• **WHAT THIS TASK INVOLVES**
Will you extract the entries word for word? Images should not appear in the copy.
────────────────────
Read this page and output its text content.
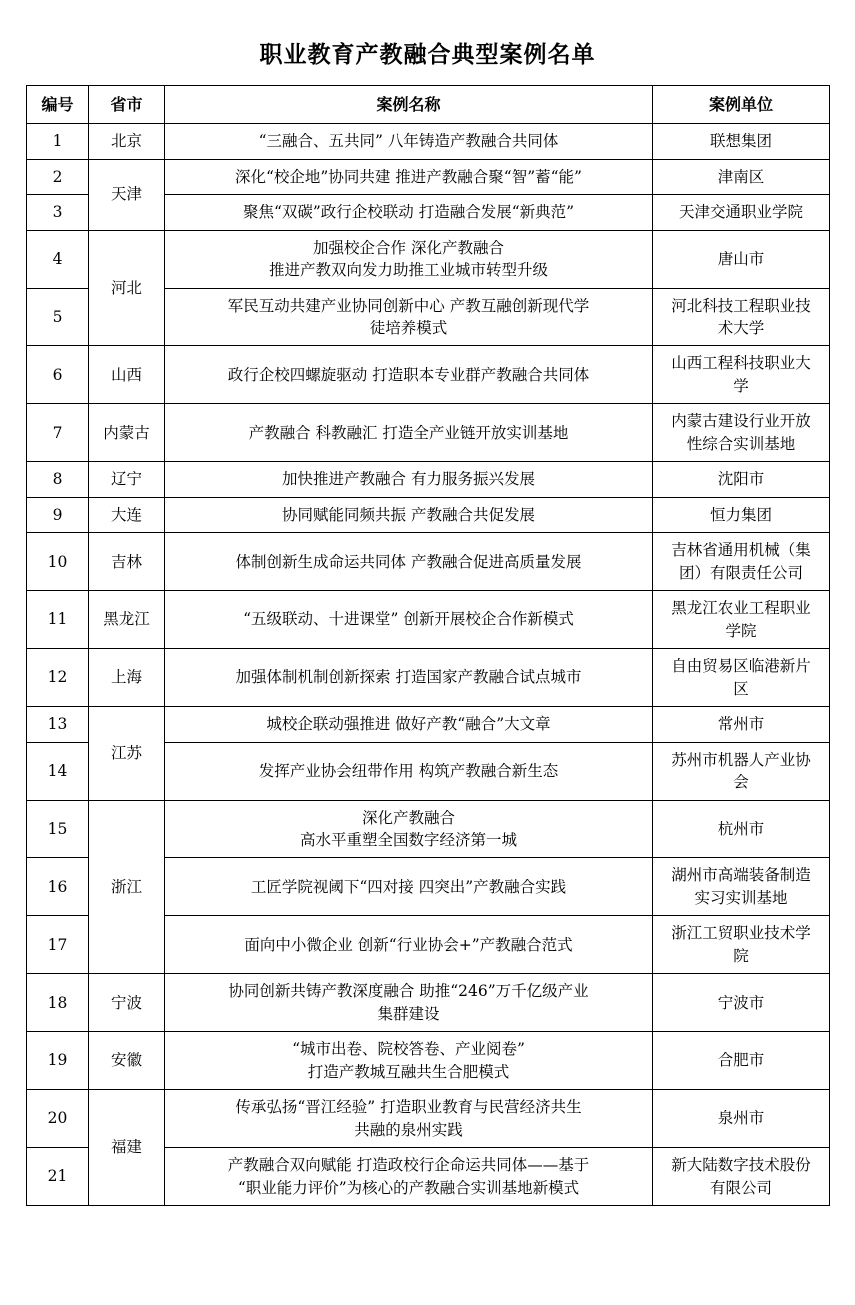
职业教育产教融合典型案例名单
编号	省市	案例名称	案例单位
1	北京	“三融合、五共同” 八年铸造产教融合共同体	联想集团

2	天津	深化“校企地”协同共建 推进产教融合聚“智”蓄“能”	津南区

3		聚焦“双碳”政行企校联动 打造融合发展“新典范”	天津交通职业学院

4	河北	加强校企合作 深化产教融合
推进产教双向发力助推工业城市转型升级	唐山市

5		军民互动共建产业协同创新中心 产教互融创新现代学
徒培养模式	河北科技工程职业技
术大学

6	山西	政行企校四螺旋驱动 打造职本专业群产教融合共同体	山西工程科技职业大
学

7	内蒙古	产教融合 科教融汇 打造全产业链开放实训基地	内蒙古建设行业开放
性综合实训基地

8	辽宁	加快推进产教融合 有力服务振兴发展	沈阳市

9	大连	协同赋能同频共振 产教融合共促发展	恒力集团

10	吉林	体制创新生成命运共同体 产教融合促进高质量发展	吉林省通用机械（集
团）有限责任公司

11	黑龙江	“五级联动、十进课堂” 创新开展校企合作新模式	黑龙江农业工程职业
学院

12	上海	加强体制机制创新探索 打造国家产教融合试点城市	自由贸易区临港新片
区

13	江苏	城校企联动强推进 做好产教“融合”大文章	常州市

14		发挥产业协会纽带作用 构筑产教融合新生态	苏州市机器人产业协
会

15	浙江	深化产教融合
高水平重塑全国数字经济第一城	杭州市

16		工匠学院视阈下“四对接 四突出”产教融合实践	湖州市高端装备制造
实习实训基地

17		面向中小微企业 创新“行业协会+”产教融合范式	浙江工贸职业技术学
院

18	宁波	协同创新共铸产教深度融合 助推“246”万千亿级产业
集群建设	宁波市

19	安徽	“城市出卷、院校答卷、产业阅卷”
打造产教城互融共生合肥模式	合肥市

20	福建	传承弘扬“晋江经验” 打造职业教育与民营经济共生
共融的泉州实践	泉州市

21		产教融合双向赋能 打造政校行企命运共同体——基于
“职业能力评价”为核心的产教融合实训基地新模式	新大陆数字技术股份
有限公司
────────────────────
• **EXERCISE SOLUTION**
Read this page and output its text content.
职业教育产教融合典型案例名单
编号	省市	案例名称	案例单位
1	北京	“三融合、五共同” 八年铸造产教融合共同体	联想集团

2	天津	深化“校企地”协同共建 推进产教融合聚“智”蓄“能”	津南区

3		聚焦“双碳”政行企校联动 打造融合发展“新典范”	天津交通职业学院

4	河北	加强校企合作 深化产教融合
推进产教双向发力助推工业城市转型升级	唐山市

5		军民互动共建产业协同创新中心 产教互融创新现代学
徒培养模式	河北科技工程职业技
术大学

6	山西	政行企校四螺旋驱动 打造职本专业群产教融合共同体	山西工程科技职业大
学

7	内蒙古	产教融合 科教融汇 打造全产业链开放实训基地	内蒙古建设行业开放
性综合实训基地

8	辽宁	加快推进产教融合 有力服务振兴发展	沈阳市

9	大连	协同赋能同频共振 产教融合共促发展	恒力集团

10	吉林	体制创新生成命运共同体 产教融合促进高质量发展	吉林省通用机械（集
团）有限责任公司

11	黑龙江	“五级联动、十进课堂” 创新开展校企合作新模式	黑龙江农业工程职业
学院

12	上海	加强体制机制创新探索 打造国家产教融合试点城市	自由贸易区临港新片
区

13	江苏	城校企联动强推进 做好产教“融合”大文章	常州市

14		发挥产业协会纽带作用 构筑产教融合新生态	苏州市机器人产业协
会

15	浙江	深化产教融合
高水平重塑全国数字经济第一城	杭州市

16		工匠学院视阈下“四对接 四突出”产教融合实践	湖州市高端装备制造
实习实训基地

17		面向中小微企业 创新“行业协会+”产教融合范式	浙江工贸职业技术学
院

18	宁波	协同创新共铸产教深度融合 助推“246”万千亿级产业
集群建设	宁波市

19	安徽	“城市出卷、院校答卷、产业阅卷”
打造产教城互融共生合肥模式	合肥市

20	福建	传承弘扬“晋江经验” 打造职业教育与民营经济共生
共融的泉州实践	泉州市

21		产教融合双向赋能 打造政校行企命运共同体——基于
“职业能力评价”为核心的产教融合实训基地新模式	新大陆数字技术股份
有限公司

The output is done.